§ Problem description:
Report back each line of the records that contains the string "JSON".

• • • • •

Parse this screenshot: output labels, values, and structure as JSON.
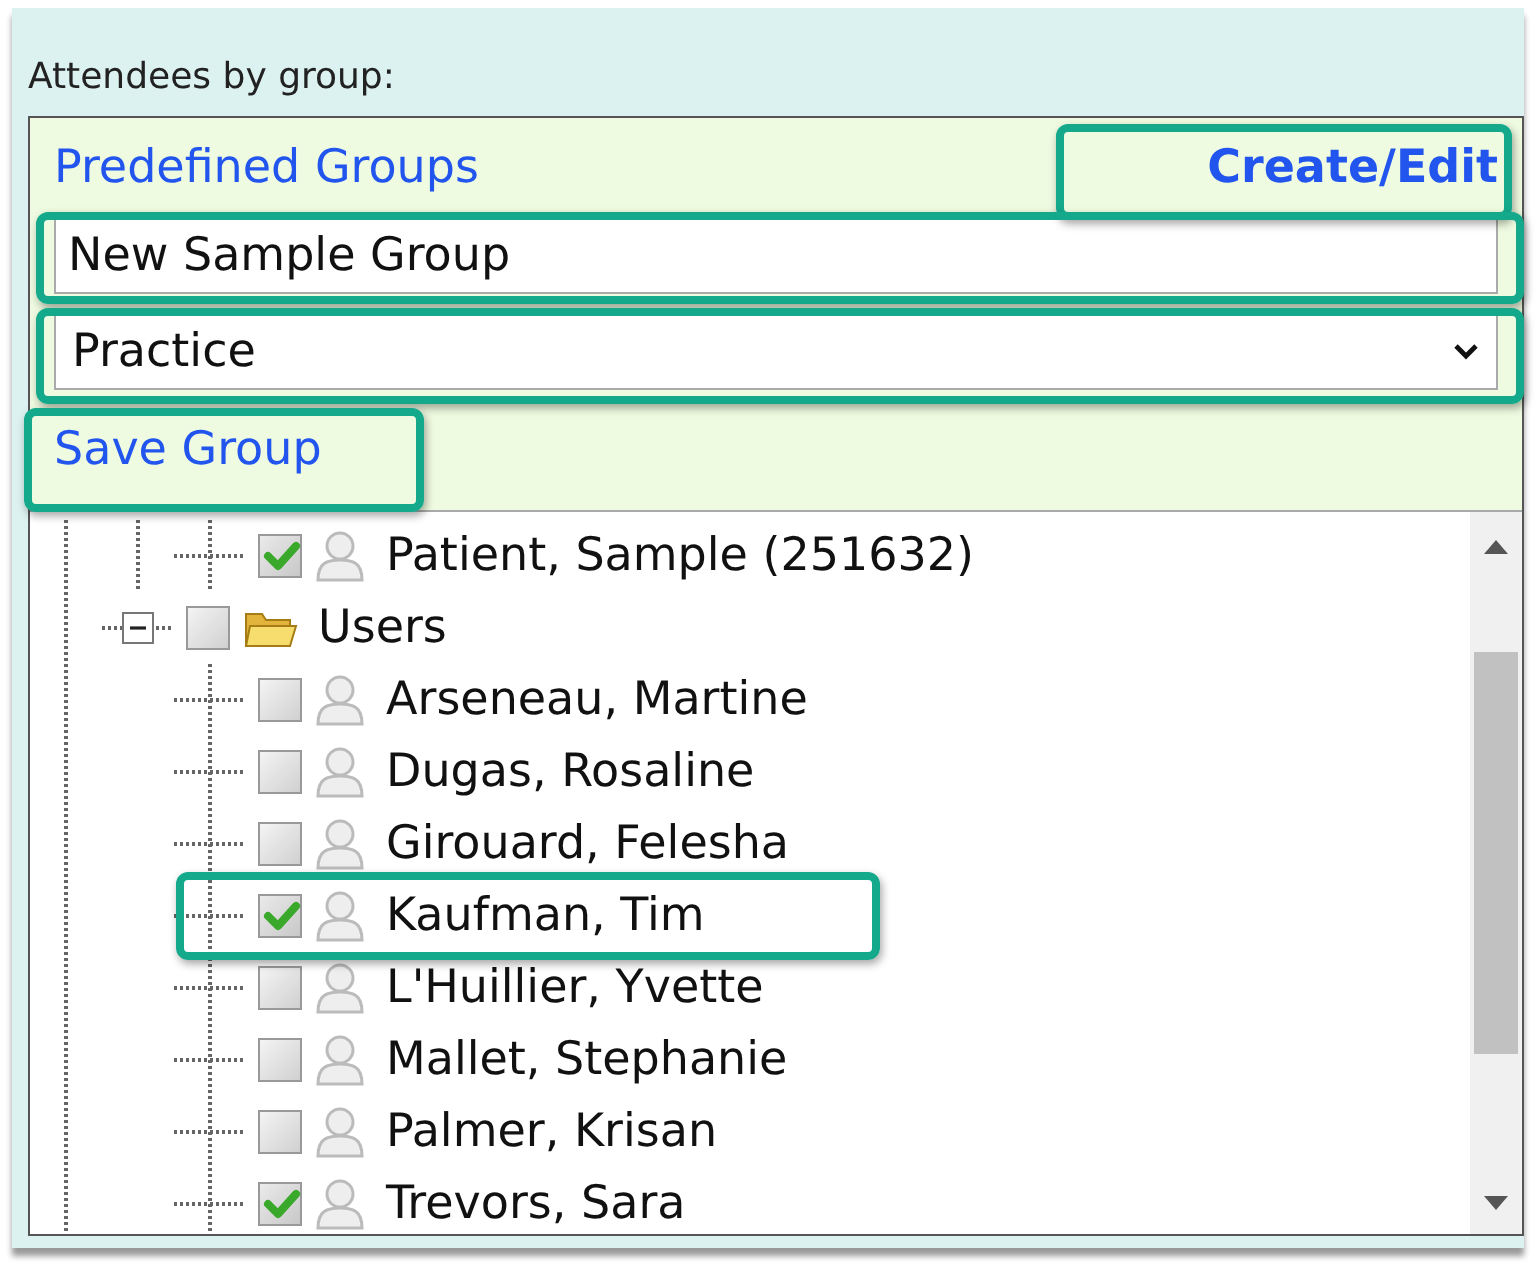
{
  "section_label": "Attendees by group:",
  "groups_header": {
    "title": "Predefined Groups",
    "action": "Create/Edit"
  },
  "group_name": {
    "value": "New Sample Group"
  },
  "group_type": {
    "value": "Practice"
  },
  "save_link": "Save Group",
  "tree": [
    {
      "kind": "person",
      "label": "Patient, Sample (251632)",
      "checked": true
    },
    {
      "kind": "folder",
      "label": "Users",
      "checked": false,
      "expanded": true,
      "children": [
        {
          "kind": "person",
          "label": "Arseneau, Martine",
          "checked": false
        },
        {
          "kind": "person",
          "label": "Dugas, Rosaline",
          "checked": false
        },
        {
          "kind": "person",
          "label": "Girouard, Felesha",
          "checked": false
        },
        {
          "kind": "person",
          "label": "Kaufman, Tim",
          "checked": true
        },
        {
          "kind": "person",
          "label": "L'Huillier, Yvette",
          "checked": false
        },
        {
          "kind": "person",
          "label": "Mallet, Stephanie",
          "checked": false
        },
        {
          "kind": "person",
          "label": "Palmer, Krisan",
          "checked": false
        },
        {
          "kind": "person",
          "label": "Trevors, Sara",
          "checked": true
        }
      ]
    }
  ]
}
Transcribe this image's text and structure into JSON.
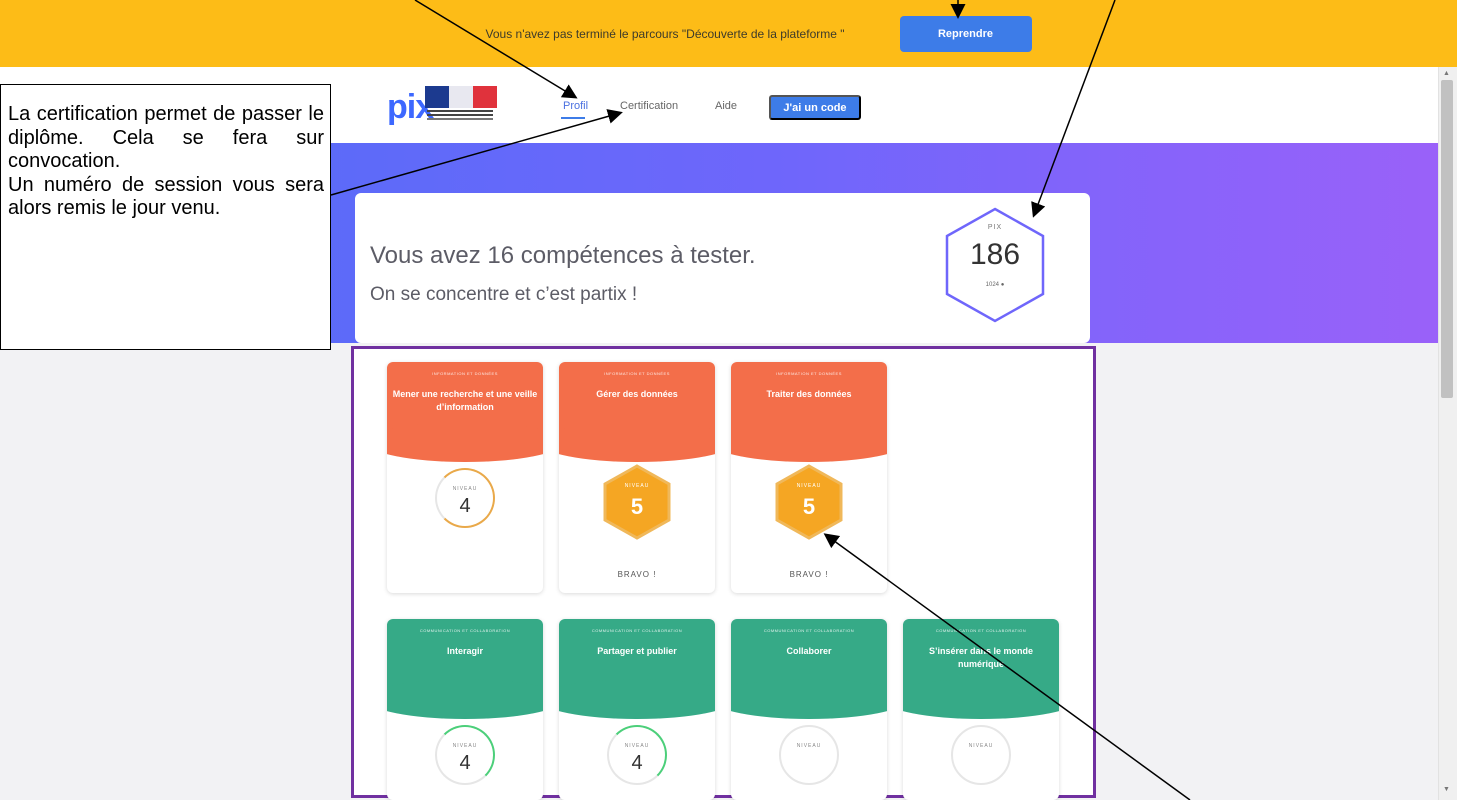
{
  "banner": {
    "message": "Vous n'avez pas terminé le parcours \"Découverte de la plateforme \"",
    "button_label": "Reprendre",
    "background": "#fdbc17"
  },
  "nav": {
    "logo_text": "pix",
    "links": [
      "Profil",
      "Certification",
      "Aide"
    ],
    "code_button": "J'ai un code",
    "accent": "#3d7ce8"
  },
  "hero": {
    "line1": "Vous avez 16 compétences à tester.",
    "line2": "On se concentre et c’est partix !",
    "score_label": "PIX",
    "score_value": "186",
    "score_max": "1024"
  },
  "competences": [
    {
      "category": "INFORMATION ET DONNÉES",
      "name": "Mener une recherche et une veille d’information",
      "level_label": "NIVEAU",
      "level": "4",
      "style": "ring",
      "color": "#f36e4a"
    },
    {
      "category": "INFORMATION ET DONNÉES",
      "name": "Gérer des données",
      "level_label": "NIVEAU",
      "level": "5",
      "style": "hex",
      "status": "BRAVO !",
      "color": "#f36e4a"
    },
    {
      "category": "INFORMATION ET DONNÉES",
      "name": "Traiter des données",
      "level_label": "NIVEAU",
      "level": "5",
      "style": "hex",
      "status": "BRAVO !",
      "color": "#f36e4a"
    },
    {
      "category": "COMMUNICATION ET COLLABORATION",
      "name": "Interagir",
      "level_label": "NIVEAU",
      "level": "4",
      "style": "ring",
      "color": "#36aa87"
    },
    {
      "category": "COMMUNICATION ET COLLABORATION",
      "name": "Partager et publier",
      "level_label": "NIVEAU",
      "level": "4",
      "style": "ring",
      "color": "#36aa87"
    },
    {
      "category": "COMMUNICATION ET COLLABORATION",
      "name": "Collaborer",
      "level_label": "NIVEAU",
      "level": "",
      "style": "ring",
      "color": "#36aa87"
    },
    {
      "category": "COMMUNICATION ET COLLABORATION",
      "name": "S’insérer dans le monde numérique",
      "level_label": "NIVEAU",
      "level": "",
      "style": "ring",
      "color": "#36aa87"
    }
  ],
  "callout": {
    "p1": "La certification permet de passer le diplôme. Cela se fera sur convocation.",
    "p2": "Un numéro de session vous sera alors remis le jour venu."
  }
}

• • • • •

§ Answer to this exercise:
Parse this screenshot: output labels, values, and structure as JSON.
Transcribe this image's text and structure into JSON.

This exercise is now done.